Task statement: Gather all lines in the data that hold the string "tibor".

Material for this exercise:
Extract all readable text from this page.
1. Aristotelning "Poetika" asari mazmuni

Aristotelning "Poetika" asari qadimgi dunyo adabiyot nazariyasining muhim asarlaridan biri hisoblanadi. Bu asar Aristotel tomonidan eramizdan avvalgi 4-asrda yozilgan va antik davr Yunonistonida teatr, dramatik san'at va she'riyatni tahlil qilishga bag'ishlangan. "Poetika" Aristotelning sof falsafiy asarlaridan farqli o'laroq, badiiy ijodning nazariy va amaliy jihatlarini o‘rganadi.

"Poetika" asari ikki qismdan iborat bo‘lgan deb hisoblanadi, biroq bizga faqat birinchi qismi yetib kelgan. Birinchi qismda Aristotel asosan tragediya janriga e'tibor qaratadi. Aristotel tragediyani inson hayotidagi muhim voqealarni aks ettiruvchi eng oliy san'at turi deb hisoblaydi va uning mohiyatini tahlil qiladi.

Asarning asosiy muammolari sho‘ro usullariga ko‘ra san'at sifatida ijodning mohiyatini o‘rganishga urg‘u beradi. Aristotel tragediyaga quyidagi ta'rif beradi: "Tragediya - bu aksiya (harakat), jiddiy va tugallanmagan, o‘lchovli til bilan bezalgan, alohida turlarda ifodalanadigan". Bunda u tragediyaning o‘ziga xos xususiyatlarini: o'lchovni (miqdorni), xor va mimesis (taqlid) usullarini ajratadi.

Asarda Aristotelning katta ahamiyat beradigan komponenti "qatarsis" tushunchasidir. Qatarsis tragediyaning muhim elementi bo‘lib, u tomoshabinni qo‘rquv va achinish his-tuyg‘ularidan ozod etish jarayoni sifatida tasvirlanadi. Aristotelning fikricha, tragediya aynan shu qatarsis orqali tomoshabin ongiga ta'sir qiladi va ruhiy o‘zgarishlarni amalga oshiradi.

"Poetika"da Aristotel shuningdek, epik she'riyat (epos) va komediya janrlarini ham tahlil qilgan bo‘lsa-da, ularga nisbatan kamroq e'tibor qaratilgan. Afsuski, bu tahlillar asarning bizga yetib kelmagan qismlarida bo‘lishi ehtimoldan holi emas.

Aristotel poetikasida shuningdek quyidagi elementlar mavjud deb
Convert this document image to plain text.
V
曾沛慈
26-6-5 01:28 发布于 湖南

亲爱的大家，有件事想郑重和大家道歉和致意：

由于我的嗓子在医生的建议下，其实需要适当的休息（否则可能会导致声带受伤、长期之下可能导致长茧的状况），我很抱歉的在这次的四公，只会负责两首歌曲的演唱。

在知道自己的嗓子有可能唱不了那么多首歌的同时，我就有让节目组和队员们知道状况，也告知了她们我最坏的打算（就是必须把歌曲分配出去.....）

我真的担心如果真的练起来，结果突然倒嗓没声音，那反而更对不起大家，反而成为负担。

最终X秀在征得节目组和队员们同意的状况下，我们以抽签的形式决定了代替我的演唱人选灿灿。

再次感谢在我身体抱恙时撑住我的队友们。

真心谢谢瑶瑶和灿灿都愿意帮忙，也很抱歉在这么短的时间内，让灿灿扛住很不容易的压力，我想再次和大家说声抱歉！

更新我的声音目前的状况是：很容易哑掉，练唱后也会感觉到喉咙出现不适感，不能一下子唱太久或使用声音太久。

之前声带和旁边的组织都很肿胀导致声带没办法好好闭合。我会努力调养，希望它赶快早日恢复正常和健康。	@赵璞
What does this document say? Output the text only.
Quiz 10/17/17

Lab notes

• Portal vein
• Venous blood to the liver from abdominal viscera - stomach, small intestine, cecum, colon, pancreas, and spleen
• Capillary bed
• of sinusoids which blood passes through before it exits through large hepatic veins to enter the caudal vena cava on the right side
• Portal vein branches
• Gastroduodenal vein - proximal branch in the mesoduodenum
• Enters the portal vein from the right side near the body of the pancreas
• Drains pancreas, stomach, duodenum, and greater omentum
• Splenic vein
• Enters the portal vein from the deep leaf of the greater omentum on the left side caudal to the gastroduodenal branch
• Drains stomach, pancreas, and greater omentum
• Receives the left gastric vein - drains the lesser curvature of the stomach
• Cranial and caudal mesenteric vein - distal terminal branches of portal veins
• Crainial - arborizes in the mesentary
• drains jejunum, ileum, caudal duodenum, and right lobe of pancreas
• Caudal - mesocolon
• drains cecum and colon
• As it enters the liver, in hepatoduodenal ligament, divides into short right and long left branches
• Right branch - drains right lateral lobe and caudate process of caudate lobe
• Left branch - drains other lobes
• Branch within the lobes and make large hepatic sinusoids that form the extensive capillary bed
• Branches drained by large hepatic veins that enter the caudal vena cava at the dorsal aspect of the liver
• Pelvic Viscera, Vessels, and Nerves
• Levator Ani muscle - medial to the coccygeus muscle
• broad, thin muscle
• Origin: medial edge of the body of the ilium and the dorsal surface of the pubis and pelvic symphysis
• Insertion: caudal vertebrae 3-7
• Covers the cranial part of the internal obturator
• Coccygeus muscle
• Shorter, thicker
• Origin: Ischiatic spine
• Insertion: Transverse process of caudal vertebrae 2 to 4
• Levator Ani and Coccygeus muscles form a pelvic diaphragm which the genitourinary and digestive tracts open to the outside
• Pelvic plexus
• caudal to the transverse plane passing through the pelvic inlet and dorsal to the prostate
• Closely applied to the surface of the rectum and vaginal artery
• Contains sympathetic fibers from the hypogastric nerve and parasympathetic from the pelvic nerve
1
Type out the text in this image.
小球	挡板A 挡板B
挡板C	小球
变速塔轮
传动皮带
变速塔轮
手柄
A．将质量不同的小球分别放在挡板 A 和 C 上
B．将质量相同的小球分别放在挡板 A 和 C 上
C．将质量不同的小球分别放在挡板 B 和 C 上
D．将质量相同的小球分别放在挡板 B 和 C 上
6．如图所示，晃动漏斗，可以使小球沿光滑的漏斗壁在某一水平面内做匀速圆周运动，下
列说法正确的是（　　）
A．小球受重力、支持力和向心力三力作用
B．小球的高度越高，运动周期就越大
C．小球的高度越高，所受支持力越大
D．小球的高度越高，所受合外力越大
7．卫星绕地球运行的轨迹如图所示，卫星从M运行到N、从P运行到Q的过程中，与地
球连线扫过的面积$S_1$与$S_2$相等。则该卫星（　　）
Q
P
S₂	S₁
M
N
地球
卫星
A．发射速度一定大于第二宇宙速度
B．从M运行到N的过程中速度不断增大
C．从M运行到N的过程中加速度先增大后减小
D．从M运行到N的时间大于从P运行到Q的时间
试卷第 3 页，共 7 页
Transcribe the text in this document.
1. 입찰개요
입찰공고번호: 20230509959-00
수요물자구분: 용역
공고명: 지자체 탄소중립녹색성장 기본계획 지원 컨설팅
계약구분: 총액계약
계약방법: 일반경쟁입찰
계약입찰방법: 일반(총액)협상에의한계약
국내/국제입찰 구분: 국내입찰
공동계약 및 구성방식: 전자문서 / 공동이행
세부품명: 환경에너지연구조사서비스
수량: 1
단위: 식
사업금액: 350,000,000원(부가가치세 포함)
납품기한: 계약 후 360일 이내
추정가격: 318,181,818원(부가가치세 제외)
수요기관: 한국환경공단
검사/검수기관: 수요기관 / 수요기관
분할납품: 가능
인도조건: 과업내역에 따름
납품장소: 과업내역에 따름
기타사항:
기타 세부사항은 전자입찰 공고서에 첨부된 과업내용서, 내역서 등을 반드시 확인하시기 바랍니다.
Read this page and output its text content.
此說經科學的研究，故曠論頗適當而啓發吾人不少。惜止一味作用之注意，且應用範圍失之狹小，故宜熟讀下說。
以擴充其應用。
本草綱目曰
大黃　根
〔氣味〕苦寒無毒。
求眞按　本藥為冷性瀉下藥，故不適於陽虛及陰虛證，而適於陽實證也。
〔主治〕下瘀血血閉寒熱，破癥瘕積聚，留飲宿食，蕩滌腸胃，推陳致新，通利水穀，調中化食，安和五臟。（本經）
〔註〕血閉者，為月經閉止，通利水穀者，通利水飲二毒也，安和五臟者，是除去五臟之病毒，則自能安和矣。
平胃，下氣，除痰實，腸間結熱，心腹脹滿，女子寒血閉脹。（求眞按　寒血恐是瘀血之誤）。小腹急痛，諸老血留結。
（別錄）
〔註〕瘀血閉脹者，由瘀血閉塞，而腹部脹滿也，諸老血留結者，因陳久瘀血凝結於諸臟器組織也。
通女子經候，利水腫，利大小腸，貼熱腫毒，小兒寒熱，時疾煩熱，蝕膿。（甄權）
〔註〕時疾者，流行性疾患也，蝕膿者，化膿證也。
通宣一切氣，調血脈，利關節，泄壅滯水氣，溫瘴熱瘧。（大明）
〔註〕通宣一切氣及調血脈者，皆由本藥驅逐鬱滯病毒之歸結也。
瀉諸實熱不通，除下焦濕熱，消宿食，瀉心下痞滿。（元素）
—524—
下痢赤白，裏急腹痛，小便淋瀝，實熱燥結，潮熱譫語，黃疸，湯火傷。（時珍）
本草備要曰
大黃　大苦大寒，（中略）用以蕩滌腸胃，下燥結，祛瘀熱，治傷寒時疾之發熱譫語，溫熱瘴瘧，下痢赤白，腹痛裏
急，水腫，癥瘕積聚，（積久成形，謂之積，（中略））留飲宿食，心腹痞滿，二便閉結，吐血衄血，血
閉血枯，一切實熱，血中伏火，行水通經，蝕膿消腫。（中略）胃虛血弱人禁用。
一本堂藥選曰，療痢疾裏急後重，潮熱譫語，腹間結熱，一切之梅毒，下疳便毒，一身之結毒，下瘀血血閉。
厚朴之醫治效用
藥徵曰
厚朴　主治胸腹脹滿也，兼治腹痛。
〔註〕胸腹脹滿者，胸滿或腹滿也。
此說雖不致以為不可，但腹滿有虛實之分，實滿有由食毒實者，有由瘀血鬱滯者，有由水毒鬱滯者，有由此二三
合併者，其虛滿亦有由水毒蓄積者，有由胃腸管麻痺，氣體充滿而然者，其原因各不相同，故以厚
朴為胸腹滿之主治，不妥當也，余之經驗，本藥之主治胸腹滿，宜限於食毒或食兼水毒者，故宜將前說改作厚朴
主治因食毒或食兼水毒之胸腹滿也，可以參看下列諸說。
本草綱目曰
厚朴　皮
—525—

Exercise response:
"Poetika" asari ikki qismdan iborat bo‘lgan deb hisoblanadi, biroq bizga faqat birinchi qismi yetib kelgan. Birinchi qismda Aristotel asosan tragediya janriga e'tibor qaratadi. Aristotel tragediyani inson hayotidagi muhim voqealarni aks ettiruvchi eng oliy san'at turi deb hisoblaydi va uning mohiyatini tahlil qiladi.
"Poetika"da Aristotel shuningdek, epik she'riyat (epos) va komediya janrlarini ham tahlil qilgan bo‘lsa-da, ularga nisbatan kamroq e'tibor qaratilgan. Afsuski, bu tahlillar asarning bizga yetib kelmagan qismlarida bo‘lishi ehtimoldan holi emas.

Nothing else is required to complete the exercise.